DIRECTIVE - Below are the records; copy each line in them that holds the word "словом".

RECORDS PROVIDED -
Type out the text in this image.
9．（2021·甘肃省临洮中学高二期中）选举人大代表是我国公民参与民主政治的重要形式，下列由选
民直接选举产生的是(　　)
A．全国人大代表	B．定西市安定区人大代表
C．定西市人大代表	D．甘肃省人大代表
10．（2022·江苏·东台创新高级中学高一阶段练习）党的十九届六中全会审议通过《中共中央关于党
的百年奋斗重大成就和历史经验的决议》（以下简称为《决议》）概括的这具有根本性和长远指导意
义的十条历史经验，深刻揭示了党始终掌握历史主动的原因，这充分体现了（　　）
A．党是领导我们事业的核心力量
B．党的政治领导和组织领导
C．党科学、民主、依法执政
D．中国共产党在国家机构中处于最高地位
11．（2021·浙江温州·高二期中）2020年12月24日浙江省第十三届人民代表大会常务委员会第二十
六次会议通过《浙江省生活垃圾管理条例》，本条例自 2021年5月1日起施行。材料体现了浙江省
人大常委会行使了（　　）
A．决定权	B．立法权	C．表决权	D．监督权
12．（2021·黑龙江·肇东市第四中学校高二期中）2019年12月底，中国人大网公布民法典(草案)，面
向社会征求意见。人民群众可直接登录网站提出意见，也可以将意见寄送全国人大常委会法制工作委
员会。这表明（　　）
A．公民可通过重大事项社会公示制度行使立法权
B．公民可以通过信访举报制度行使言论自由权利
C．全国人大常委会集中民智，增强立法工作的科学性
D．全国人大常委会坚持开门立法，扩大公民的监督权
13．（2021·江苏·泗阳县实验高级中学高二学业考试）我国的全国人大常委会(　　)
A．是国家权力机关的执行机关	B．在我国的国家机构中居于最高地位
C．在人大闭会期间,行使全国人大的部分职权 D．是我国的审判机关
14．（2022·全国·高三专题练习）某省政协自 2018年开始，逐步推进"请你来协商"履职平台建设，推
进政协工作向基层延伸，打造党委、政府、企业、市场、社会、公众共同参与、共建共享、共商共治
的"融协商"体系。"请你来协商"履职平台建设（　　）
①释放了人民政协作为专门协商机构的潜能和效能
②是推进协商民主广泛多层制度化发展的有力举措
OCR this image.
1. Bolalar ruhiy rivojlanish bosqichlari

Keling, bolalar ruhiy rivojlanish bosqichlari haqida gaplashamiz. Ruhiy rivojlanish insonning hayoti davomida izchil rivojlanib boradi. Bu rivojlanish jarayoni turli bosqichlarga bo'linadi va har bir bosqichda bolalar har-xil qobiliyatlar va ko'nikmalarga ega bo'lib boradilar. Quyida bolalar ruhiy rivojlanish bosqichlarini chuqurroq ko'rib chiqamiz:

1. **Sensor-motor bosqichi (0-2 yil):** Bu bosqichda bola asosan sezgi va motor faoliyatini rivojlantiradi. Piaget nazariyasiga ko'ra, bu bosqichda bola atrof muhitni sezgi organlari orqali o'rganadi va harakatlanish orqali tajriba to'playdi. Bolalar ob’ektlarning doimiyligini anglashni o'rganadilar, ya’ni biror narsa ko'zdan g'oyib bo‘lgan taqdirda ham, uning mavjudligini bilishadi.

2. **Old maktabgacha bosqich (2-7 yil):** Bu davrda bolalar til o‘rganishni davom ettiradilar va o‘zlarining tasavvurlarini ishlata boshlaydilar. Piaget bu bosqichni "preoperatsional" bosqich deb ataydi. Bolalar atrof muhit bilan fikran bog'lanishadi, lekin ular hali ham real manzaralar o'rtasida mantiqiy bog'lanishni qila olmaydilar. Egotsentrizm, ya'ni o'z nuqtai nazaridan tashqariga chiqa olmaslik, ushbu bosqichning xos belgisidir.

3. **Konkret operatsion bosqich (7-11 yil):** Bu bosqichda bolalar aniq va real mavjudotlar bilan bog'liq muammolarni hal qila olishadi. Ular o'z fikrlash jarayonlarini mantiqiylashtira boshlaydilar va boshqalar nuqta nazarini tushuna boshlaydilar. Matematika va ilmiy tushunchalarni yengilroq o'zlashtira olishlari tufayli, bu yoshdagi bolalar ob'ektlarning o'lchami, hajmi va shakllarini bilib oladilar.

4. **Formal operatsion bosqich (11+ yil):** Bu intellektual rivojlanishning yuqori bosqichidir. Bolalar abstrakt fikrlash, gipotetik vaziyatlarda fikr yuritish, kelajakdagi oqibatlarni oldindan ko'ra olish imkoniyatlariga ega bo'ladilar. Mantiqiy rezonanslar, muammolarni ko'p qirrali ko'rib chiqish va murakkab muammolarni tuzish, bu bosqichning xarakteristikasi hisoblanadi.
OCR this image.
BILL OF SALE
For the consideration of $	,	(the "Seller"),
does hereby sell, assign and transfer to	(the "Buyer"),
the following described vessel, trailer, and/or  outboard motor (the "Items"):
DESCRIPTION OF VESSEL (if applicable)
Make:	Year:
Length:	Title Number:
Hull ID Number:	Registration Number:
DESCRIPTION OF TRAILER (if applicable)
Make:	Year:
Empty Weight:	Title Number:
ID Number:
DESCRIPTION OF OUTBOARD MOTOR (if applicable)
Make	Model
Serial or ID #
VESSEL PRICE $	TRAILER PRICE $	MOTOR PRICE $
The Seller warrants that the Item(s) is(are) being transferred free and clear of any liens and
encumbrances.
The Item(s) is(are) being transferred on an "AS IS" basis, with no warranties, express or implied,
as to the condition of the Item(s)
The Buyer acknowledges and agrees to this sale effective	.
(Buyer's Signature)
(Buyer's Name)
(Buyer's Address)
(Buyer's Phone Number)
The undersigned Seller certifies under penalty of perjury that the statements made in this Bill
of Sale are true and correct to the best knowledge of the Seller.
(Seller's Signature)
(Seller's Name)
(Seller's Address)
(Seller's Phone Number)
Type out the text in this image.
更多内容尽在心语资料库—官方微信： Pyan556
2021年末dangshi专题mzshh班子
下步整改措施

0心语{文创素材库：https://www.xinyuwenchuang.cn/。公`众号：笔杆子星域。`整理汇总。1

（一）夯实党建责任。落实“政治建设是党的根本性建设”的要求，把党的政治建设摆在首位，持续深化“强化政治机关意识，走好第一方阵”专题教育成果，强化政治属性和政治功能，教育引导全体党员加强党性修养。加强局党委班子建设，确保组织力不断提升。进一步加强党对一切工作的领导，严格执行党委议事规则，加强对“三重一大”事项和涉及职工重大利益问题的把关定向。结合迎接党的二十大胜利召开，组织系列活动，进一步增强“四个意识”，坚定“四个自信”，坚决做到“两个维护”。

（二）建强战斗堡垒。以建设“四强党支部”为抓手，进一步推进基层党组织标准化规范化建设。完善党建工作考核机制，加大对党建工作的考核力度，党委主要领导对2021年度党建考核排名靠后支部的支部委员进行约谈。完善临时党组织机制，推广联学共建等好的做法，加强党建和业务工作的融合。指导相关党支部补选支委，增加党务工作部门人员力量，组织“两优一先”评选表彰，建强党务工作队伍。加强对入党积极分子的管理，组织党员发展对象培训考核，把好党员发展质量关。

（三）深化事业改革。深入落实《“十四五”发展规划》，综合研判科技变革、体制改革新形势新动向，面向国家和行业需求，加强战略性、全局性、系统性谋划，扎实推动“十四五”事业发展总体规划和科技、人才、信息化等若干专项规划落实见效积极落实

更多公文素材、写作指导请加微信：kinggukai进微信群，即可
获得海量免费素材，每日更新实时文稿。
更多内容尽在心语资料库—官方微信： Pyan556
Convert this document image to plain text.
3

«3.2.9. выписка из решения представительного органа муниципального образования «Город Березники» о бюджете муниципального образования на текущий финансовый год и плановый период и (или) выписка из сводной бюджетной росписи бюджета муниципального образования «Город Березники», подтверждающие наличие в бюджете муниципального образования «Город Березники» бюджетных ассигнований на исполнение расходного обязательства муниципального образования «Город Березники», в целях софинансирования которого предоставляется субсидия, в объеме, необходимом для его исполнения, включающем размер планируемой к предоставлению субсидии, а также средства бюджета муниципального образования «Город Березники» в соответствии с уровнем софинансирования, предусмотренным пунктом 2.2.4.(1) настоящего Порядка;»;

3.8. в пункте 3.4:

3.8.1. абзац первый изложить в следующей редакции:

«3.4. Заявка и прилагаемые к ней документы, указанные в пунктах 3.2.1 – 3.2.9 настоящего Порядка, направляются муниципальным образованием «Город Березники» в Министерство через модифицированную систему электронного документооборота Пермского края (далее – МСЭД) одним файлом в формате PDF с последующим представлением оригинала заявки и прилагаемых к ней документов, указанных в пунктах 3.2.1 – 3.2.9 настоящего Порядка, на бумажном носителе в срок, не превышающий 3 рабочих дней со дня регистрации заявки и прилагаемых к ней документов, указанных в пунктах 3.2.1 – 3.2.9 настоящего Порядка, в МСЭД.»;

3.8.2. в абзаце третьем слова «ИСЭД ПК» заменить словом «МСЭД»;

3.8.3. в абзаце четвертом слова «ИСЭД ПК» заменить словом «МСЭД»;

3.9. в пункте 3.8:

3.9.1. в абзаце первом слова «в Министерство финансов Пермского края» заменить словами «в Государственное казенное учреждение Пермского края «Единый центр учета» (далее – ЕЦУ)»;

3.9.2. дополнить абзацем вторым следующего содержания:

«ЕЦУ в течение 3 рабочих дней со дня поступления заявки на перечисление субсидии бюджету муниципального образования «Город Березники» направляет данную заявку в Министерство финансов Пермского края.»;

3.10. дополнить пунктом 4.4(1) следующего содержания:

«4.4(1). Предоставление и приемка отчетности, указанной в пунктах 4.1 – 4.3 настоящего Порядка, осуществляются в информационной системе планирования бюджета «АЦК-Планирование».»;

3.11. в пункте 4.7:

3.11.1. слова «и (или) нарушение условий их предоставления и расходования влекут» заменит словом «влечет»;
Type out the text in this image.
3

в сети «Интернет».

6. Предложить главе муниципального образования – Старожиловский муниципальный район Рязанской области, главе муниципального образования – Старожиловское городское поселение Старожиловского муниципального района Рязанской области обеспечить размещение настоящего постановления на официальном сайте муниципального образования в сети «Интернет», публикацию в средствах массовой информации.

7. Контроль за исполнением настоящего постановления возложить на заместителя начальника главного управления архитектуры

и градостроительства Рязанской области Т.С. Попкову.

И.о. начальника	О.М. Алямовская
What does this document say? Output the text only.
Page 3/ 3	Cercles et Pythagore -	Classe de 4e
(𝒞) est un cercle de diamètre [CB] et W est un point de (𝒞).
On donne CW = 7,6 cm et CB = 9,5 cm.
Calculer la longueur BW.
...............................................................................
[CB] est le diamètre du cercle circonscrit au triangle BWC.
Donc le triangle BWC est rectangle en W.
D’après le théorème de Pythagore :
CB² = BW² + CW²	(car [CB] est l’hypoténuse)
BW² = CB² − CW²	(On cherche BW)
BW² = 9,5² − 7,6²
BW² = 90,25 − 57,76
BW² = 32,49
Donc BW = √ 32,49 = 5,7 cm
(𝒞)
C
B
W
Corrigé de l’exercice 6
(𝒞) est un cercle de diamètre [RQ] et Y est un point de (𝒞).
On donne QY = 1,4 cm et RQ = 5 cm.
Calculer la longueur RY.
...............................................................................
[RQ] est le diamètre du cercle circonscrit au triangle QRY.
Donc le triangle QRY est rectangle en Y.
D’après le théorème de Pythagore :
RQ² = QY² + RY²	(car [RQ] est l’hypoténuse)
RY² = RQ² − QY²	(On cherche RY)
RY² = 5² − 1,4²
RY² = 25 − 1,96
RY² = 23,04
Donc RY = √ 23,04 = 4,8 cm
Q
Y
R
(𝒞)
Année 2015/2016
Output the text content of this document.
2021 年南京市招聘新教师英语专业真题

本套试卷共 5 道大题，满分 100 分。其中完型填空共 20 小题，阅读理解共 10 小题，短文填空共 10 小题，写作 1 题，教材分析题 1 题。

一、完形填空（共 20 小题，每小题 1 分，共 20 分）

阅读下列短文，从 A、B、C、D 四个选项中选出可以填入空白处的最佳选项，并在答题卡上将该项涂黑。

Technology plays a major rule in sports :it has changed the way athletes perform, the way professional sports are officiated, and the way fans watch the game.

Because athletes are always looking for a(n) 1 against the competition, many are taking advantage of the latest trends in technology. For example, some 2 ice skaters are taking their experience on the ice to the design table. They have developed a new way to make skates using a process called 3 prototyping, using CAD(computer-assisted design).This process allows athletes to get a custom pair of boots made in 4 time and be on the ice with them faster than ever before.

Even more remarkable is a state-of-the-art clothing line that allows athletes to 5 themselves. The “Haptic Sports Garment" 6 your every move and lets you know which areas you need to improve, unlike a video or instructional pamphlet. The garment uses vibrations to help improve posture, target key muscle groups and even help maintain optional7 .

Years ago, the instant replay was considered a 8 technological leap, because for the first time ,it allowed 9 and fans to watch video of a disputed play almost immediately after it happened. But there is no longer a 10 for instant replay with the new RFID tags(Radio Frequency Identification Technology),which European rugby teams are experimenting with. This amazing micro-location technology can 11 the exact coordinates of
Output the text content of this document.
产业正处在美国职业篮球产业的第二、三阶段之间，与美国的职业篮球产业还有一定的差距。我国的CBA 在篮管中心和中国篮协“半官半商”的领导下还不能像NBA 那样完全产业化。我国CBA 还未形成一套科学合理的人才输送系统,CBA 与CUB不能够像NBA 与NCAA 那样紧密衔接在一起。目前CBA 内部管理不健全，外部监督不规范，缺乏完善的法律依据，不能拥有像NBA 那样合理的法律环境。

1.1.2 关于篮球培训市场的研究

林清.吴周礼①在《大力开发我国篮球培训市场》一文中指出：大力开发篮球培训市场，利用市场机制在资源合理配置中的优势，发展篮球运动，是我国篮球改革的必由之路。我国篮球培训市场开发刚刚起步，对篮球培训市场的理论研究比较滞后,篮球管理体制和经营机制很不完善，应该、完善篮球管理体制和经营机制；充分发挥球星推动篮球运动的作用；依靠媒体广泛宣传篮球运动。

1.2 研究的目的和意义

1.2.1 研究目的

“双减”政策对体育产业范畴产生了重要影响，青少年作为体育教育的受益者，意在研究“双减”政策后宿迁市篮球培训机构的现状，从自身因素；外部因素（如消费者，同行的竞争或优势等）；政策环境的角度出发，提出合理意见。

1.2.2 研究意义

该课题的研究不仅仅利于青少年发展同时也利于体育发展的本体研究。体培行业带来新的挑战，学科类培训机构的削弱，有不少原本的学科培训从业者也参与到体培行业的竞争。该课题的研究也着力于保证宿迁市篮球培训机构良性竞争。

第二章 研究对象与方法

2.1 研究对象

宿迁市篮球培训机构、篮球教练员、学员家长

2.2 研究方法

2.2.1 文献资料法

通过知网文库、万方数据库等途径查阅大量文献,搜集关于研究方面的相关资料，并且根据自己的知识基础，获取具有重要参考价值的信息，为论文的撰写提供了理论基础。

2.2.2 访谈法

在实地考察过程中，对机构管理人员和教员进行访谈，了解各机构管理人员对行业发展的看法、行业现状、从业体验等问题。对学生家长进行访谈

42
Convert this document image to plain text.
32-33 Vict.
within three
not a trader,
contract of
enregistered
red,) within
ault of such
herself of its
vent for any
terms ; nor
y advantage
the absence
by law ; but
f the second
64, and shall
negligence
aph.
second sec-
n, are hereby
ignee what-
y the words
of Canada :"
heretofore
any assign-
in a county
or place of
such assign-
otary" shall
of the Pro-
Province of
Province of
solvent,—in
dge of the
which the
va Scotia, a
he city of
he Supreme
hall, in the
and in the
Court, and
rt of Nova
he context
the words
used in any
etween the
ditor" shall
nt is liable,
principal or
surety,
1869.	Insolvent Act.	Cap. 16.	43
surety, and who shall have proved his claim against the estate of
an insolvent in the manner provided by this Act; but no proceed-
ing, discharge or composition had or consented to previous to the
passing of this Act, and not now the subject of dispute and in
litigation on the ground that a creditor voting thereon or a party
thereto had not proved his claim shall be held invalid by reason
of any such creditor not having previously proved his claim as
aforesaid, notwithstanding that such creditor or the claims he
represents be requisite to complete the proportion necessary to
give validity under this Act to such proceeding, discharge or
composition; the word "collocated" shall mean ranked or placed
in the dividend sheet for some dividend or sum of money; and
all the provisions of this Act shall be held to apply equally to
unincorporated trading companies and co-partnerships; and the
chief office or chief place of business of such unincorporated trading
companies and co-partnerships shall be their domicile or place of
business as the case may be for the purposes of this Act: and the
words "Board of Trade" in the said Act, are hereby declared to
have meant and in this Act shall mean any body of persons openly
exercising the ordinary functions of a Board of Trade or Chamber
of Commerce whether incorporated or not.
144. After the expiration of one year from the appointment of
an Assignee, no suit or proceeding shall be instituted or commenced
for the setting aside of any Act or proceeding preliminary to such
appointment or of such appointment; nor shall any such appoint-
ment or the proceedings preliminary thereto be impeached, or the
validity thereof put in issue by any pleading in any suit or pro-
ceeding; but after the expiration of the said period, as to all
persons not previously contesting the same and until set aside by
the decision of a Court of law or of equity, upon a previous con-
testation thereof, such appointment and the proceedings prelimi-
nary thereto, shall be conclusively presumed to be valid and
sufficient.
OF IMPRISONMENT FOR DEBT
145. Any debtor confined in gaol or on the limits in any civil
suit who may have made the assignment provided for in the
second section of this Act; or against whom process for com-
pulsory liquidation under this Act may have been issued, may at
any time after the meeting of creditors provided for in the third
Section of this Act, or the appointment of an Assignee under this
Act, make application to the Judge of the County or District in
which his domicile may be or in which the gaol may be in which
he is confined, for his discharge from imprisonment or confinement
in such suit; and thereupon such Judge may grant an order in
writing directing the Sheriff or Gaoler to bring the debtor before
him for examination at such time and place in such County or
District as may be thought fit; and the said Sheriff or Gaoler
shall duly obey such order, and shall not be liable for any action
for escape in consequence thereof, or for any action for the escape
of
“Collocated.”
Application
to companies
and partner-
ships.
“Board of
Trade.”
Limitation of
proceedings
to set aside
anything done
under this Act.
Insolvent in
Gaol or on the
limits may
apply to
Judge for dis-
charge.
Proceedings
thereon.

RESPONSE TO THIS TASK -
3.8.2. в абзаце третьем слова «ИСЭД ПК» заменить словом «МСЭД»;
3.8.3. в абзаце четвертом слова «ИСЭД ПК» заменить словом «МСЭД»;
3.11.1. слова «и (или) нарушение условий их предоставления и расходования влекут» заменит словом «влечет»;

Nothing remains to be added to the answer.